* EXERCISE OBJECTIVE: Under this task are some entries; return every one of them exactly.

════════

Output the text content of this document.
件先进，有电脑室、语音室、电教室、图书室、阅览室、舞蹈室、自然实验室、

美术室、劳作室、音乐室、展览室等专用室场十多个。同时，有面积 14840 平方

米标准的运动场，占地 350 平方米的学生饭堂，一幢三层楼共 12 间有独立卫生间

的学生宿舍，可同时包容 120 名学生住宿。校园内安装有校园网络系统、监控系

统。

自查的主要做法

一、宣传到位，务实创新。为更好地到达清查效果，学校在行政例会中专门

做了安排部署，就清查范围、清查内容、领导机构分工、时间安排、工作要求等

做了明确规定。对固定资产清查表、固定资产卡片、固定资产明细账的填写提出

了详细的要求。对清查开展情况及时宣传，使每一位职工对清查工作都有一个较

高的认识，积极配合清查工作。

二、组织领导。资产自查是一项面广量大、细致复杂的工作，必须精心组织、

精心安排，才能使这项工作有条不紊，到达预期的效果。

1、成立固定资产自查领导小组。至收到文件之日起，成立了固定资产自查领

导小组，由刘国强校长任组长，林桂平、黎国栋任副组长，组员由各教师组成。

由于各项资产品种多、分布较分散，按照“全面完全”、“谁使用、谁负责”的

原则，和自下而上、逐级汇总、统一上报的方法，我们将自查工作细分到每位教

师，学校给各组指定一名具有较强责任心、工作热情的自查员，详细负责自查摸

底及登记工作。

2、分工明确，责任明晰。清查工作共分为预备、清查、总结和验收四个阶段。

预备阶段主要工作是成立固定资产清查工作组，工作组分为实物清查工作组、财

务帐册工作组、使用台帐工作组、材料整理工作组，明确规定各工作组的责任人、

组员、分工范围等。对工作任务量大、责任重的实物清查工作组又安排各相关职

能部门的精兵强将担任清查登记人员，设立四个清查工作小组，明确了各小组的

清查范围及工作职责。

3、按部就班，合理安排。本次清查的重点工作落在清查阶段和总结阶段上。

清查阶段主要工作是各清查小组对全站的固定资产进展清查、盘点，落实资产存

════════

* CORRECT OUTPUT:
Output the text content of this document.
件先进，有电脑室、语音室、电教室、图书室、阅览室、舞蹈室、自然实验室、

美术室、劳作室、音乐室、展览室等专用室场十多个。同时，有面积 14840 平方

米标准的运动场，占地 350 平方米的学生饭堂，一幢三层楼共 12 间有独立卫生间

的学生宿舍，可同时包容 120 名学生住宿。校园内安装有校园网络系统、监控系

统。

自查的主要做法

一、宣传到位，务实创新。为更好地到达清查效果，学校在行政例会中专门

做了安排部署，就清查范围、清查内容、领导机构分工、时间安排、工作要求等

做了明确规定。对固定资产清查表、固定资产卡片、固定资产明细账的填写提出

了详细的要求。对清查开展情况及时宣传，使每一位职工对清查工作都有一个较

高的认识，积极配合清查工作。

二、组织领导。资产自查是一项面广量大、细致复杂的工作，必须精心组织、

精心安排，才能使这项工作有条不紊，到达预期的效果。

1、成立固定资产自查领导小组。至收到文件之日起，成立了固定资产自查领

导小组，由刘国强校长任组长，林桂平、黎国栋任副组长，组员由各教师组成。

由于各项资产品种多、分布较分散，按照“全面完全”、“谁使用、谁负责”的

原则，和自下而上、逐级汇总、统一上报的方法，我们将自查工作细分到每位教

师，学校给各组指定一名具有较强责任心、工作热情的自查员，详细负责自查摸

底及登记工作。

2、分工明确，责任明晰。清查工作共分为预备、清查、总结和验收四个阶段。

预备阶段主要工作是成立固定资产清查工作组，工作组分为实物清查工作组、财

务帐册工作组、使用台帐工作组、材料整理工作组，明确规定各工作组的责任人、

组员、分工范围等。对工作任务量大、责任重的实物清查工作组又安排各相关职

能部门的精兵强将担任清查登记人员，设立四个清查工作小组，明确了各小组的

清查范围及工作职责。

3、按部就班，合理安排。本次清查的重点工作落在清查阶段和总结阶段上。

清查阶段主要工作是各清查小组对全站的固定资产进展清查、盘点，落实资产存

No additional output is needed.